Extracted records:
<<<<

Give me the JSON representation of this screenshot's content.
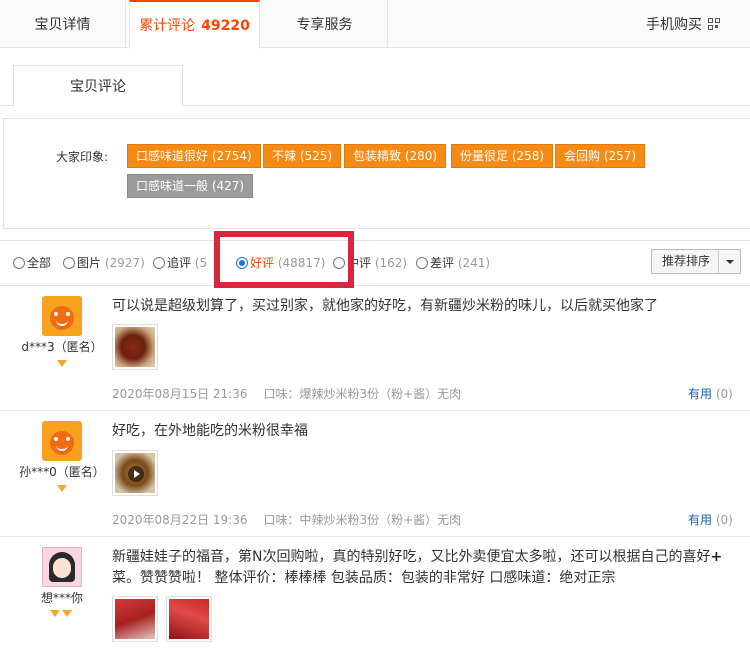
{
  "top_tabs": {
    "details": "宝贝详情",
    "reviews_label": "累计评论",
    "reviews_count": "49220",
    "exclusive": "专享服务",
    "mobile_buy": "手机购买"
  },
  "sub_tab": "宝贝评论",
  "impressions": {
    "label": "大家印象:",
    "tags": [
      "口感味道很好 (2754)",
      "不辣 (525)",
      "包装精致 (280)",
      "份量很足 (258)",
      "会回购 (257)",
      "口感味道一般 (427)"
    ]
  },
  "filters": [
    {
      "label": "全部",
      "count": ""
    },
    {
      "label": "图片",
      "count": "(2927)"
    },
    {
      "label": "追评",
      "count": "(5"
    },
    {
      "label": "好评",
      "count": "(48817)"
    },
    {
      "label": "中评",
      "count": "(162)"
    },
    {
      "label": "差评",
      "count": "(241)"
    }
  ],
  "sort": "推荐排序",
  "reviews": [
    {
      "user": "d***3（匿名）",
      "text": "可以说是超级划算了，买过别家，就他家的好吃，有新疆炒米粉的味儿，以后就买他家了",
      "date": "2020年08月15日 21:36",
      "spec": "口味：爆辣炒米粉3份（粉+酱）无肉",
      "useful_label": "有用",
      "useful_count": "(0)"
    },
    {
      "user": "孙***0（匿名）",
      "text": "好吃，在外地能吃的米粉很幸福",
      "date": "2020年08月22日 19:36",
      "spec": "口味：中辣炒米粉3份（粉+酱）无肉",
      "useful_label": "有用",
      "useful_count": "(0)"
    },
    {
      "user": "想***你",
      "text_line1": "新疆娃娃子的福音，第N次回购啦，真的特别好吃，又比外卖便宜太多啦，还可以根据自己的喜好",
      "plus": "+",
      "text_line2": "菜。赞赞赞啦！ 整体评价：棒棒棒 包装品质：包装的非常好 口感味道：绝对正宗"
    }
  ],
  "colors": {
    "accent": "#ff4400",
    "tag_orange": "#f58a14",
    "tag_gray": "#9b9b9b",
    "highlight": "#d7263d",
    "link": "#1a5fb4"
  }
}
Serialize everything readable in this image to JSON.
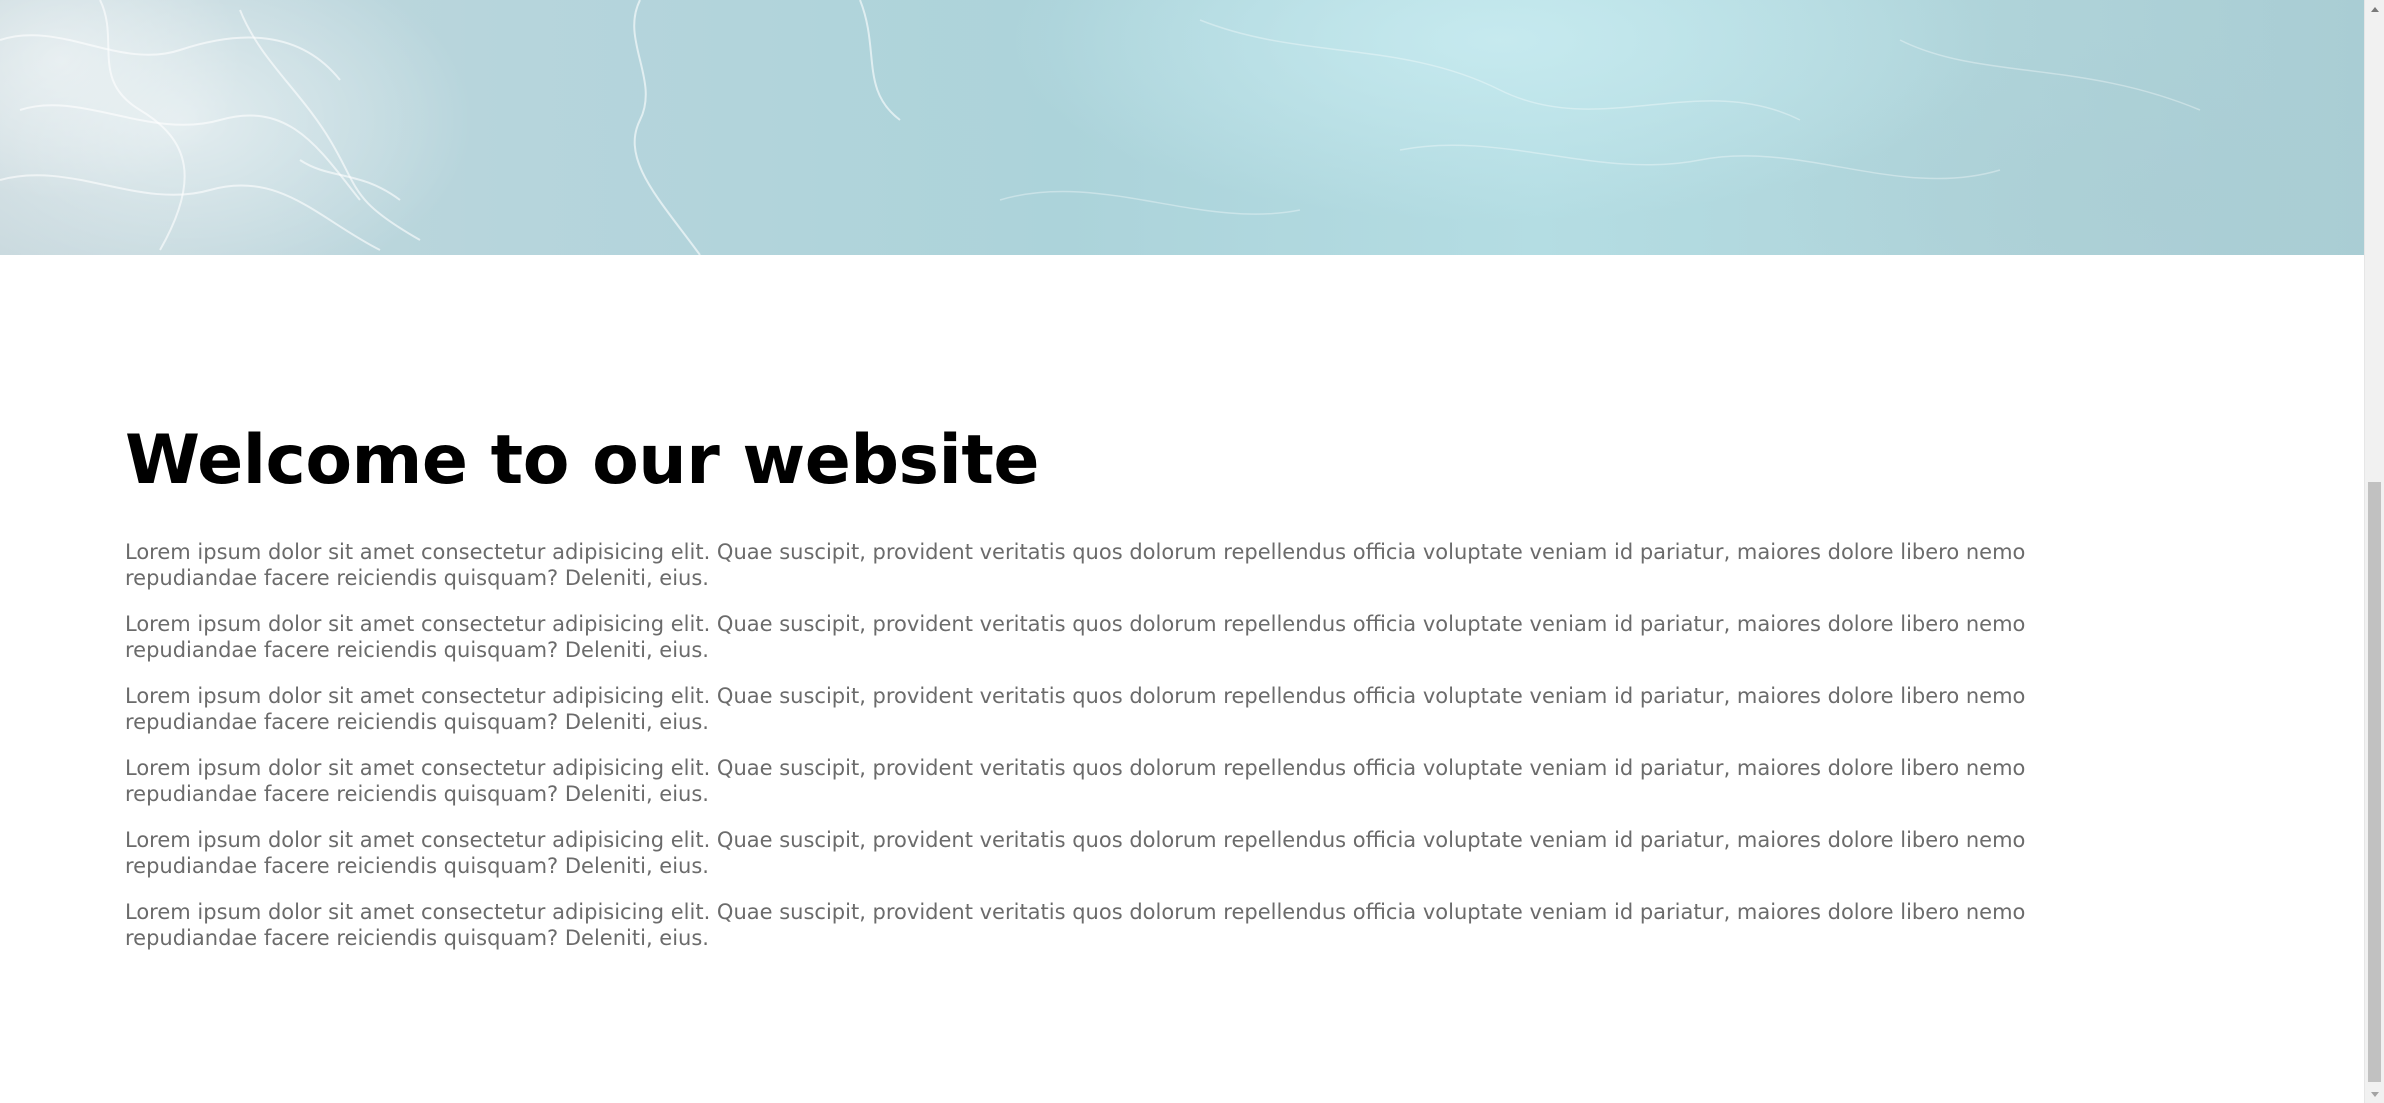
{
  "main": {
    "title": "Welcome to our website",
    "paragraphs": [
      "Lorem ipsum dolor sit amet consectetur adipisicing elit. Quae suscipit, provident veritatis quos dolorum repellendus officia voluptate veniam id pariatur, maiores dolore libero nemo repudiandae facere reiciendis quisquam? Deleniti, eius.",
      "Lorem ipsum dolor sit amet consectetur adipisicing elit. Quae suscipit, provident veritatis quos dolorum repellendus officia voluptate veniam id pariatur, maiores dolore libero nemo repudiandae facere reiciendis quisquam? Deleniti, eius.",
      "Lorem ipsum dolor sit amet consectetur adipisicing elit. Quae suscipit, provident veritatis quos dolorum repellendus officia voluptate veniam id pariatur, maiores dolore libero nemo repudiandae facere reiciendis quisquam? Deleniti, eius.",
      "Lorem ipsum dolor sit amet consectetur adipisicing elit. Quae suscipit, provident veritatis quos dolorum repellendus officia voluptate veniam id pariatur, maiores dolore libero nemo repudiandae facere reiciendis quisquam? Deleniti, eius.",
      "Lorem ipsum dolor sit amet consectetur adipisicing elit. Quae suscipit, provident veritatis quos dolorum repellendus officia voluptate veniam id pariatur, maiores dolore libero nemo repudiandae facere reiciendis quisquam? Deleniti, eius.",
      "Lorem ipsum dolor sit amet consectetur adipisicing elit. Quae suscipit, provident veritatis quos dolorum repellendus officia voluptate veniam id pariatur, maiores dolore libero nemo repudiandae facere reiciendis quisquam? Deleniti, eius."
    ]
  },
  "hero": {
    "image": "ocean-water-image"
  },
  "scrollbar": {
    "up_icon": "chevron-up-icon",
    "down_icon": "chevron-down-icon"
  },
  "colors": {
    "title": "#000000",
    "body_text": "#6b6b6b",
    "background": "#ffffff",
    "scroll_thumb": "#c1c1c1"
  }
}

>>>>

> GIVEN PROBLEM: Give every line back word for word and leave the pictures out.

> TASK SOLUTION:
Give me the JSON representation of this screenshot's content.
{
  "top_tabs": {
    "details": "宝贝详情",
    "reviews_label": "累计评论",
    "reviews_count": "49220",
    "exclusive": "专享服务",
    "mobile_buy": "手机购买"
  },
  "sub_tab": "宝贝评论",
  "impressions": {
    "label": "大家印象:",
    "tags": [
      "口感味道很好 (2754)",
      "不辣 (525)",
      "包装精致 (280)",
      "份量很足 (258)",
      "会回购 (257)",
      "口感味道一般 (427)"
    ]
  },
  "filters": [
    {
      "label": "全部",
      "count": ""
    },
    {
      "label": "图片",
      "count": "(2927)"
    },
    {
      "label": "追评",
      "count": "(5"
    },
    {
      "label": "好评",
      "count": "(48817)"
    },
    {
      "label": "中评",
      "count": "(162)"
    },
    {
      "label": "差评",
      "count": "(241)"
    }
  ],
  "sort": "推荐排序",
  "reviews": [
    {
      "user": "d***3（匿名）",
      "text": "可以说是超级划算了，买过别家，就他家的好吃，有新疆炒米粉的味儿，以后就买他家了",
      "date": "2020年08月15日 21:36",
      "spec": "口味：爆辣炒米粉3份（粉+酱）无肉",
      "useful_label": "有用",
      "useful_count": "(0)"
    },
    {
      "user": "孙***0（匿名）",
      "text": "好吃，在外地能吃的米粉很幸福",
      "date": "2020年08月22日 19:36",
      "spec": "口味：中辣炒米粉3份（粉+酱）无肉",
      "useful_label": "有用",
      "useful_count": "(0)"
    },
    {
      "user": "想***你",
      "text_line1": "新疆娃娃子的福音，第N次回购啦，真的特别好吃，又比外卖便宜太多啦，还可以根据自己的喜好",
      "plus": "+",
      "text_line2": "菜。赞赞赞啦！ 整体评价：棒棒棒 包装品质：包装的非常好 口感味道：绝对正宗"
    }
  ],
  "colors": {
    "accent": "#ff4400",
    "tag_orange": "#f58a14",
    "tag_gray": "#9b9b9b",
    "highlight": "#d7263d",
    "link": "#1a5fb4"
  }
}
Serialize everything readable in this image to JSON.
{
  "main": {
    "title": "Welcome to our website",
    "paragraphs": [
      "Lorem ipsum dolor sit amet consectetur adipisicing elit. Quae suscipit, provident veritatis quos dolorum repellendus officia voluptate veniam id pariatur, maiores dolore libero nemo repudiandae facere reiciendis quisquam? Deleniti, eius.",
      "Lorem ipsum dolor sit amet consectetur adipisicing elit. Quae suscipit, provident veritatis quos dolorum repellendus officia voluptate veniam id pariatur, maiores dolore libero nemo repudiandae facere reiciendis quisquam? Deleniti, eius.",
      "Lorem ipsum dolor sit amet consectetur adipisicing elit. Quae suscipit, provident veritatis quos dolorum repellendus officia voluptate veniam id pariatur, maiores dolore libero nemo repudiandae facere reiciendis quisquam? Deleniti, eius.",
      "Lorem ipsum dolor sit amet consectetur adipisicing elit. Quae suscipit, provident veritatis quos dolorum repellendus officia voluptate veniam id pariatur, maiores dolore libero nemo repudiandae facere reiciendis quisquam? Deleniti, eius.",
      "Lorem ipsum dolor sit amet consectetur adipisicing elit. Quae suscipit, provident veritatis quos dolorum repellendus officia voluptate veniam id pariatur, maiores dolore libero nemo repudiandae facere reiciendis quisquam? Deleniti, eius.",
      "Lorem ipsum dolor sit amet consectetur adipisicing elit. Quae suscipit, provident veritatis quos dolorum repellendus officia voluptate veniam id pariatur, maiores dolore libero nemo repudiandae facere reiciendis quisquam? Deleniti, eius."
    ]
  },
  "hero": {
    "image": "ocean-water-image"
  },
  "scrollbar": {
    "up_icon": "chevron-up-icon",
    "down_icon": "chevron-down-icon"
  },
  "colors": {
    "title": "#000000",
    "body_text": "#6b6b6b",
    "background": "#ffffff",
    "scroll_thumb": "#c1c1c1"
  }
}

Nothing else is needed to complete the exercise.